GOAL OF THE EXERCISE: A line counts if it contains the word "Pruebas" at least once. State how many such lines the records contain, giving the number alone.

DATASET RECORDS:
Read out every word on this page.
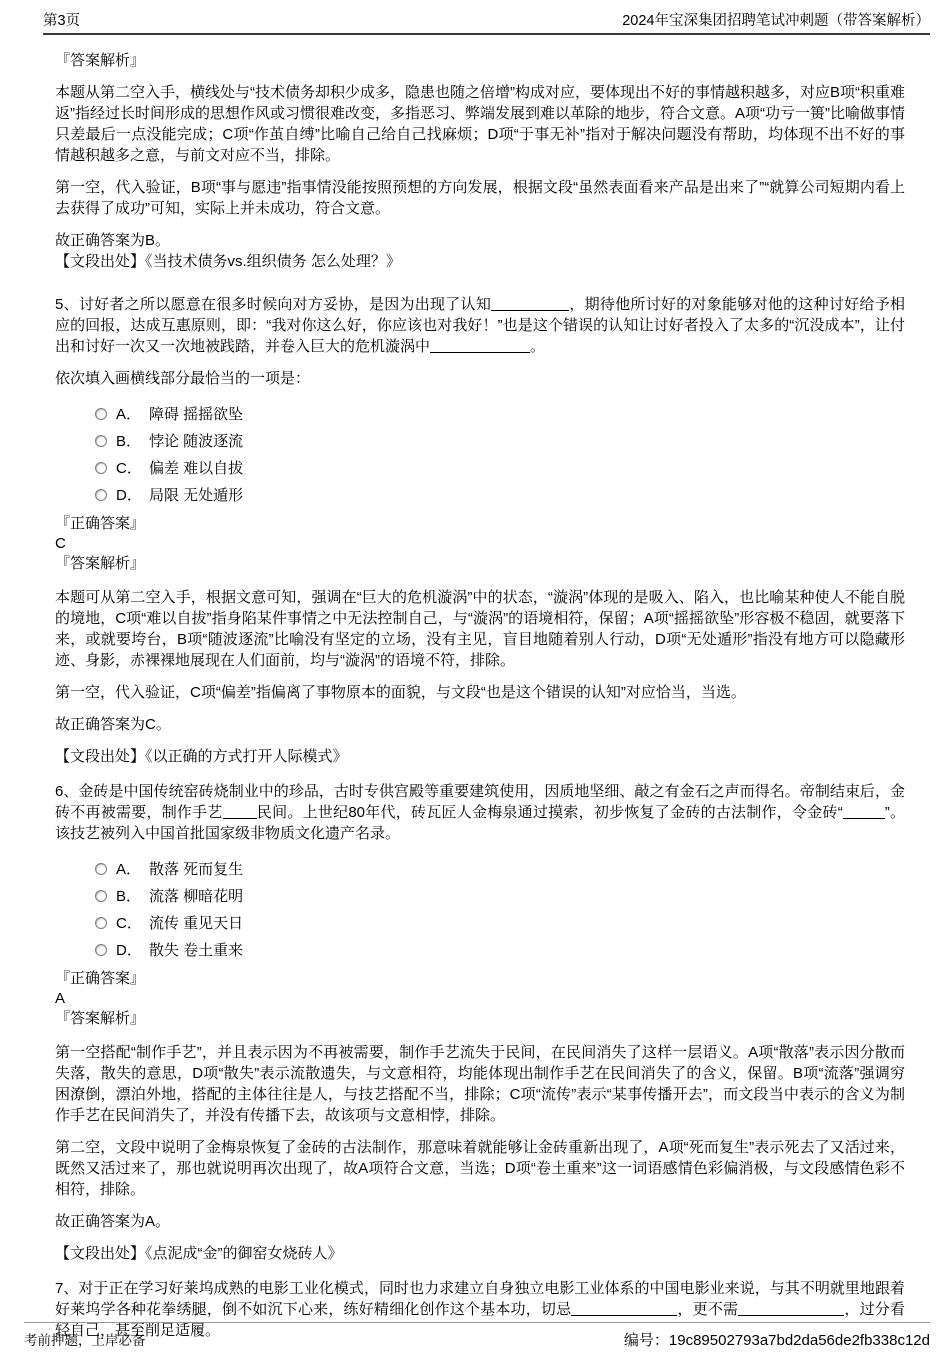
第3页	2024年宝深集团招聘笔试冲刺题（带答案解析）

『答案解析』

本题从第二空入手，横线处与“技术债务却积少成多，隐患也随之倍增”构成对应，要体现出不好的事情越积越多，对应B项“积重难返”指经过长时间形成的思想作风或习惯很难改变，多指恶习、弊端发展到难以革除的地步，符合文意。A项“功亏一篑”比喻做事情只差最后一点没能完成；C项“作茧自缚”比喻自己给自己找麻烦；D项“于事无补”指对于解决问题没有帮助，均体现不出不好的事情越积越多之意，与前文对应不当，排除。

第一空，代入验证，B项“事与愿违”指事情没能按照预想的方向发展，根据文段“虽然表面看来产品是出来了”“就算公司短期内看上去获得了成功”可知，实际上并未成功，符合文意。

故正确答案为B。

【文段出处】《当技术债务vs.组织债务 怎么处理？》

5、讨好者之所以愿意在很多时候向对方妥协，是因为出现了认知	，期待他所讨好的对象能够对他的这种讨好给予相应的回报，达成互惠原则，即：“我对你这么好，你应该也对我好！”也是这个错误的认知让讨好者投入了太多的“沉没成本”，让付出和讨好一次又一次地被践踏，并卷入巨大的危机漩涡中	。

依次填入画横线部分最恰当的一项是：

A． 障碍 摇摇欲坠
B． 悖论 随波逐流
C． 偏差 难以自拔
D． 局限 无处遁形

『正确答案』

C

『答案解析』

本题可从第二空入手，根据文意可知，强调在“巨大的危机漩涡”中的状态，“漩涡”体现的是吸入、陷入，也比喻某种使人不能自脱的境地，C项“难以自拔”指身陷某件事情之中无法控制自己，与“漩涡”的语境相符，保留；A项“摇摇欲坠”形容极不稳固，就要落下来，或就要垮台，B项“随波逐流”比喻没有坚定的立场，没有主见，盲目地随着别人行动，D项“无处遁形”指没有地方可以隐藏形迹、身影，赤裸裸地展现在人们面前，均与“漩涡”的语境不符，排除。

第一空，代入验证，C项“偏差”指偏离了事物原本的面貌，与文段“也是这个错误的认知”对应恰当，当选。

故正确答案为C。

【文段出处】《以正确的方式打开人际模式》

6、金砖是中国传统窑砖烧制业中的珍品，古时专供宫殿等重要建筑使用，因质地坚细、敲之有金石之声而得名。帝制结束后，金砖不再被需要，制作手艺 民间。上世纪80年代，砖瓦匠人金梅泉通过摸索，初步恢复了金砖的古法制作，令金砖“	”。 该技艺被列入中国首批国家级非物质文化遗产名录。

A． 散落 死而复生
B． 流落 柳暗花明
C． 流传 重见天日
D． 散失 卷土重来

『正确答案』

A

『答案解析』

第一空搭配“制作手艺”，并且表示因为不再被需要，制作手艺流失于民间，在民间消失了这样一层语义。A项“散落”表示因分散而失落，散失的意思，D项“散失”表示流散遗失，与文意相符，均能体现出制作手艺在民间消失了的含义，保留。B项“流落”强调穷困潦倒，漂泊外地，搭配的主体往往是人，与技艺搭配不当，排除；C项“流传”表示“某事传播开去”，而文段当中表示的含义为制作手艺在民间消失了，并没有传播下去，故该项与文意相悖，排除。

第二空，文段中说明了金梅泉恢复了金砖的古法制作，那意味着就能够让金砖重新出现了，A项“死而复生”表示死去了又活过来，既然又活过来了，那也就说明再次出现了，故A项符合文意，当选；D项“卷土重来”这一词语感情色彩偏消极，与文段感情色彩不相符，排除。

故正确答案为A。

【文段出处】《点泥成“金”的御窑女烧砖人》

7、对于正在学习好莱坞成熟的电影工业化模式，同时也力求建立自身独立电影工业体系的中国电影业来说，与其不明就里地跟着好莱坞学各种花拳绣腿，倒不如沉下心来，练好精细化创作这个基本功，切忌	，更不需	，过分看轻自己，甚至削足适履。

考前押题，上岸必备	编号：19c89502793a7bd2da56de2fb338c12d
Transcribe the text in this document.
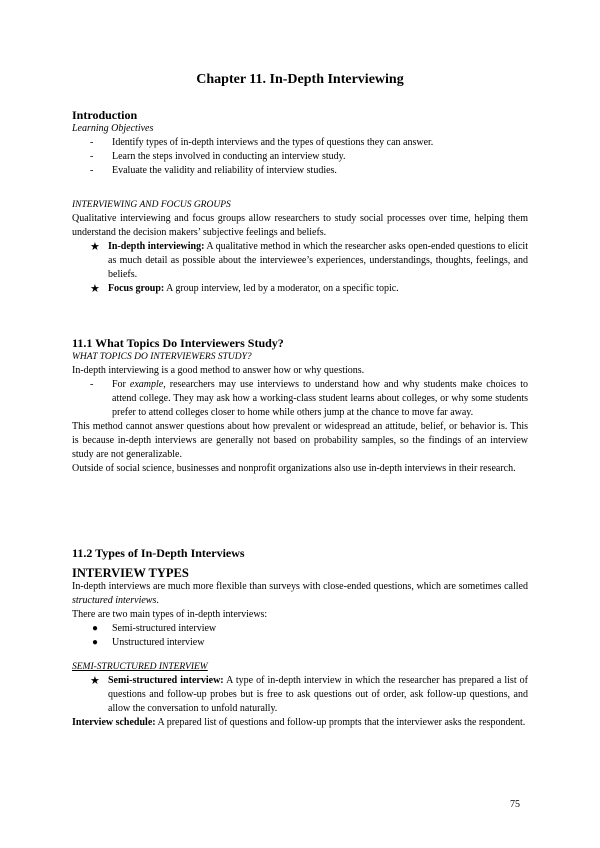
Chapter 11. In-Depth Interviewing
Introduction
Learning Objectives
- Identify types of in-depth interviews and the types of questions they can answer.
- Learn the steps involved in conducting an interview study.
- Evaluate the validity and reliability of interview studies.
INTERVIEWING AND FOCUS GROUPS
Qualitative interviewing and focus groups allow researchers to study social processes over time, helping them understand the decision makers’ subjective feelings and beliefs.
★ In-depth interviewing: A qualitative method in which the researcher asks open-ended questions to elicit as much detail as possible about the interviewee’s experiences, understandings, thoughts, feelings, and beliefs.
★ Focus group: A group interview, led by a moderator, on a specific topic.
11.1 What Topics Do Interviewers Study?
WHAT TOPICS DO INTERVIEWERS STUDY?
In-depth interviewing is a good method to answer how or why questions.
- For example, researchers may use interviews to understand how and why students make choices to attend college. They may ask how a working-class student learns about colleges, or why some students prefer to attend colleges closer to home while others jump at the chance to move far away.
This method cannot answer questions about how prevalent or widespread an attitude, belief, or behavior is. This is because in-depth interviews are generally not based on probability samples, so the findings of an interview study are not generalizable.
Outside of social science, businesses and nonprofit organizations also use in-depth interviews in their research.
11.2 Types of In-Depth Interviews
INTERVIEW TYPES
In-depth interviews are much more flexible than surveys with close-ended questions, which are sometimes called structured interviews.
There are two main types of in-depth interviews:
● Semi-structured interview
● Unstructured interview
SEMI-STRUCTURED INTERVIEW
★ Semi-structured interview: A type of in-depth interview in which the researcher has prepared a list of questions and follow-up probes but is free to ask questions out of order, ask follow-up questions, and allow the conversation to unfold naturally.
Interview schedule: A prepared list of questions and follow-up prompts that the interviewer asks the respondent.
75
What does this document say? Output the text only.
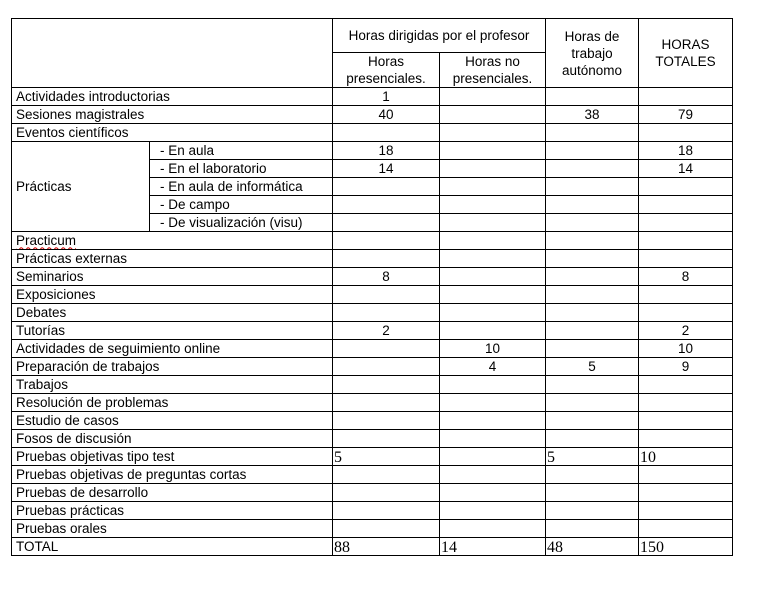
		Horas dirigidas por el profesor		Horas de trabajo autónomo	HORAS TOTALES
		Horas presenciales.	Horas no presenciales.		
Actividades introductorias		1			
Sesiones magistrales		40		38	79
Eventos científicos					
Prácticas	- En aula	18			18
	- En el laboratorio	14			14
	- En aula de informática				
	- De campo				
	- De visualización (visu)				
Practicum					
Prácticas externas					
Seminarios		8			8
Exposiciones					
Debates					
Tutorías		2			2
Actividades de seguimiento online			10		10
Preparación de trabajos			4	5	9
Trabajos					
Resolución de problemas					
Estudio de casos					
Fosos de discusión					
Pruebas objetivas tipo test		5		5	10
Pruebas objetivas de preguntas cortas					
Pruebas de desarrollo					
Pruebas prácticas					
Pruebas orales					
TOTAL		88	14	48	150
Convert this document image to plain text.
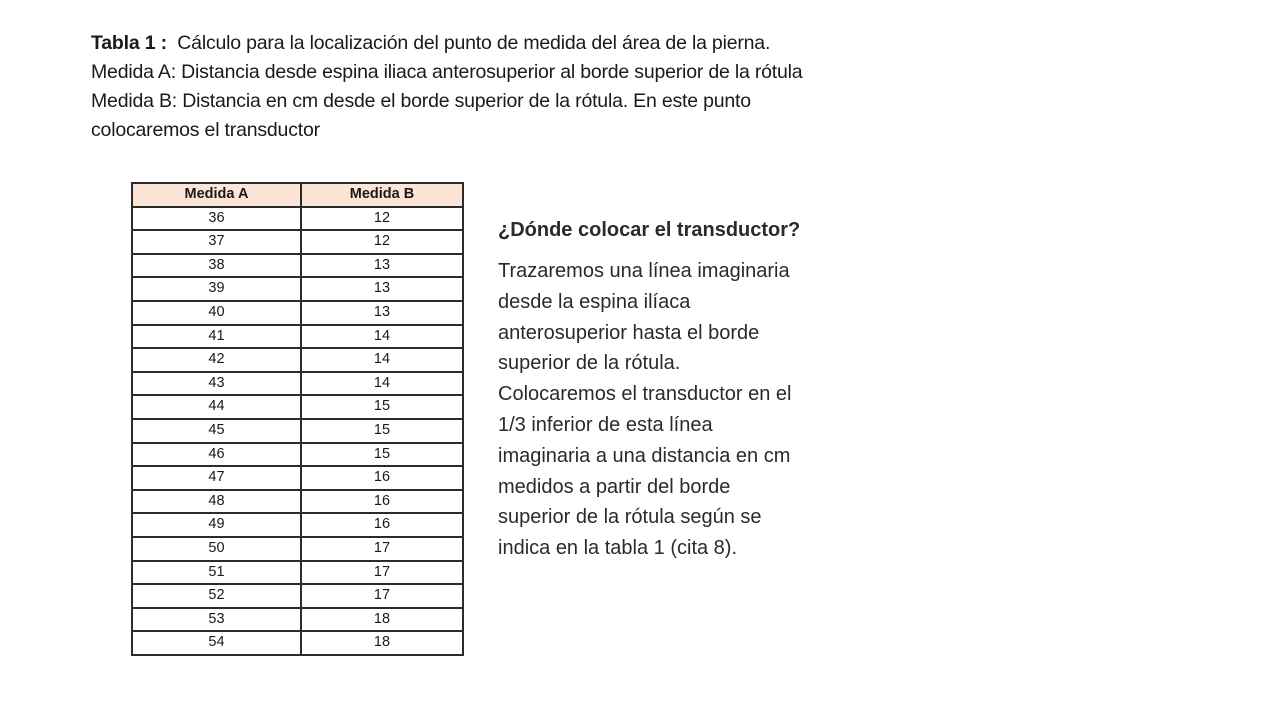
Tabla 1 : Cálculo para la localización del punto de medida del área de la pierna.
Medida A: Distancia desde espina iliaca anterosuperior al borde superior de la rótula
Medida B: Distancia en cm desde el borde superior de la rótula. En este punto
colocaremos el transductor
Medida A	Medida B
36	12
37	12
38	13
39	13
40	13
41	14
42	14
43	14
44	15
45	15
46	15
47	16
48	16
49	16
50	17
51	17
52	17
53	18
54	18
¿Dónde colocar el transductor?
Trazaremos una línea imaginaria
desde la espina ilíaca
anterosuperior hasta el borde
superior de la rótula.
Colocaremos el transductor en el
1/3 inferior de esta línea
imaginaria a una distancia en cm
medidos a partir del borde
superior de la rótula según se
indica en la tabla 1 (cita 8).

WRITTEN RESPONSE: 5